— start of Record set —
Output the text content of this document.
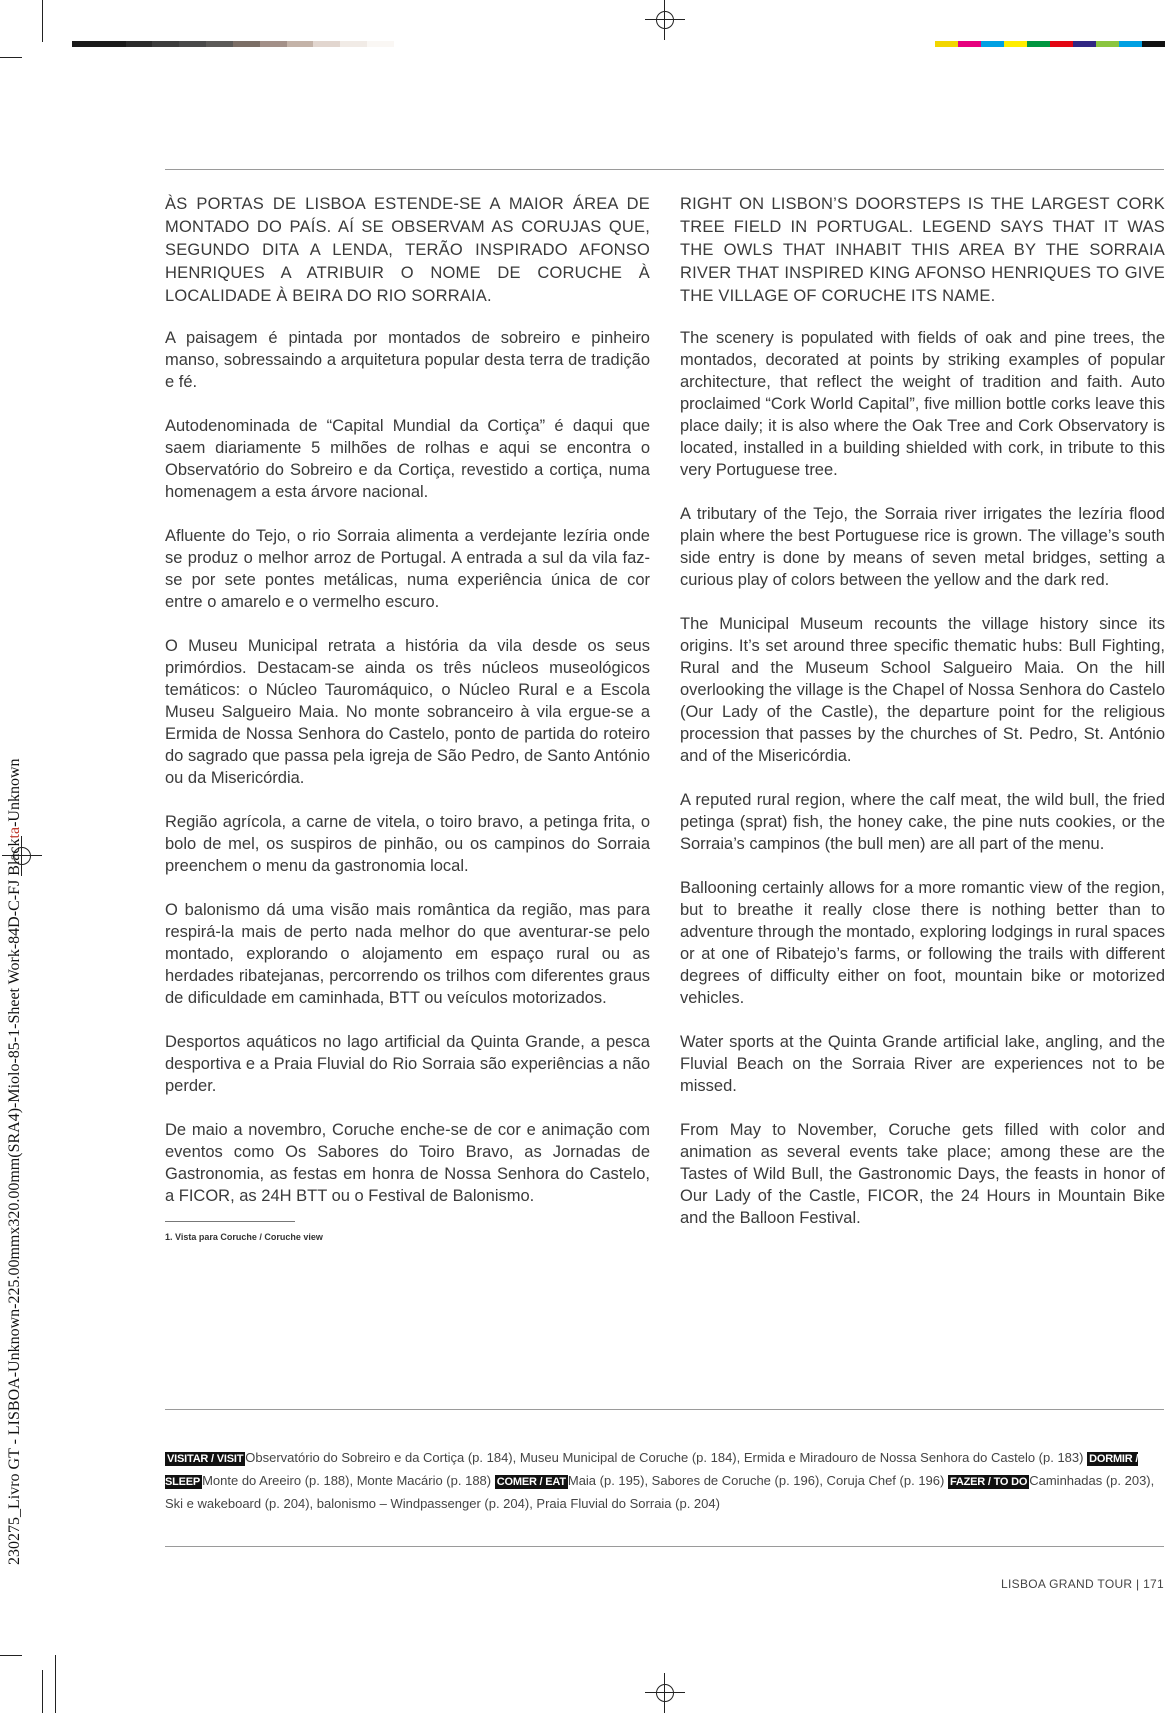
230275_Livro GT - LISBOA-Unknown-225.00mmx320.00mm(SRA4)-Miolo-85-1-Sheet Work-84D-C-FJ Blackta-Unknown

ÀS PORTAS DE LISBOA ESTENDE-SE A MAIOR ÁREA DE MONTADO DO PAÍS. AÍ SE OBSERVAM AS CORUJAS QUE, SEGUNDO DITA A LENDA, TERÃO INSPIRADO AFONSO HENRIQUES A ATRIBUIR O NOME DE CORUCHE À LOCALIDADE À BEIRA DO RIO SORRAIA.

A paisagem é pintada por montados de sobreiro e pinheiro manso, sobressaindo a arquitetura popular desta terra de tradição e fé.

Autodenominada de “Capital Mundial da Cortiça” é daqui que saem diariamente 5 milhões de rolhas e aqui se encontra o Observatório do Sobreiro e da Cortiça, revestido a cortiça, numa homenagem a esta árvore nacional.

Afluente do Tejo, o rio Sorraia alimenta a verdejante lezíria onde se produz o melhor arroz de Portugal. A entrada a sul da vila faz-se por sete pontes metálicas, numa experiência única de cor entre o amarelo e o vermelho escuro.

O Museu Municipal retrata a história da vila desde os seus primórdios. Destacam-se ainda os três núcleos museológicos temáticos: o Núcleo Tauromáquico, o Núcleo Rural e a Escola Museu Salgueiro Maia. No monte sobranceiro à vila ergue-se a Ermida de Nossa Senhora do Castelo, ponto de partida do roteiro do sagrado que passa pela igreja de São Pedro, de Santo António ou da Misericórdia.

Região agrícola, a carne de vitela, o toiro bravo, a petinga frita, o bolo de mel, os suspiros de pinhão, ou os campinos do Sorraia preenchem o menu da gastronomia local.

O balonismo dá uma visão mais romântica da região, mas para respirá-la mais de perto nada melhor do que aventurar-se pelo montado, explorando o alojamento em espaço rural ou as herdades ribatejanas, percorrendo os trilhos com diferentes graus de dificuldade em caminhada, BTT ou veículos motorizados.

Desportos aquáticos no lago artificial da Quinta Grande, a pesca desportiva e a Praia Fluvial do Rio Sorraia são experiências a não perder.

De maio a novembro, Coruche enche-se de cor e animação com eventos como Os Sabores do Toiro Bravo, as Jornadas de Gastronomia, as festas em honra de Nossa Senhora do Castelo, a FICOR, as 24H BTT ou o Festival de Balonismo.

1. Vista para Coruche / Coruche view

RIGHT ON LISBON’S DOORSTEPS IS THE LARGEST CORK TREE FIELD IN PORTUGAL. LEGEND SAYS THAT IT WAS THE OWLS THAT INHABIT THIS AREA BY THE SORRAIA RIVER THAT INSPIRED KING AFONSO HENRIQUES TO GIVE THE VILLAGE OF CORUCHE ITS NAME.

The scenery is populated with fields of oak and pine trees, the montados, decorated at points by striking examples of popular architecture, that reflect the weight of tradition and faith. Auto proclaimed “Cork World Capital”, five million bottle corks leave this place daily; it is also where the Oak Tree and Cork Observatory is located, installed in a building shielded with cork, in tribute to this very Portuguese tree.

A tributary of the Tejo, the Sorraia river irrigates the lezíria flood plain where the best Portuguese rice is grown. The village’s south side entry is done by means of seven metal bridges, setting a curious play of colors between the yellow and the dark red.

The Municipal Museum recounts the village history since its origins. It’s set around three specific thematic hubs: Bull Fighting, Rural and the Museum School Salgueiro Maia. On the hill overlooking the village is the Chapel of Nossa Senhora do Castelo (Our Lady of the Castle), the departure point for the religious procession that passes by the churches of St. Pedro, St. António and of the Misericórdia.

A reputed rural region, where the calf meat, the wild bull, the fried petinga (sprat) fish, the honey cake, the pine nuts cookies, or the Sorraia’s campinos (the bull men) are all part of the menu.

Ballooning certainly allows for a more romantic view of the region, but to breathe it really close there is nothing better than to adventure through the montado, exploring lodgings in rural spaces or at one of Ribatejo’s farms, or following the trails with different degrees of difficulty either on foot, mountain bike or motorized vehicles.

Water sports at the Quinta Grande artificial lake, angling, and the Fluvial Beach on the Sorraia River are experiences not to be missed.

From May to November, Coruche gets filled with color and animation as several events take place; among these are the Tastes of Wild Bull, the Gastronomic Days, the feasts in honor of Our Lady of the Castle, FICOR, the 24 Hours in Mountain Bike and the Balloon Festival.

VISITAR / VISIT Observatório do Sobreiro e da Cortiça (p. 184), Museu Municipal de Coruche (p. 184), Ermida e Miradouro de Nossa Senhora do Castelo (p. 183) DORMIR / SLEEP Monte do Areeiro (p. 188), Monte Macário (p. 188) COMER / EAT Maia (p. 195), Sabores de Coruche (p. 196), Coruja Chef (p. 196) FAZER / TO DO Caminhadas (p. 203), Ski e wakeboard (p. 204), balonismo – Windpassenger (p. 204), Praia Fluvial do Sorraia (p. 204)
LISBOA GRAND TOUR | 171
— end of Record set —
Give only the number of lines in the records that include the word "montados".

2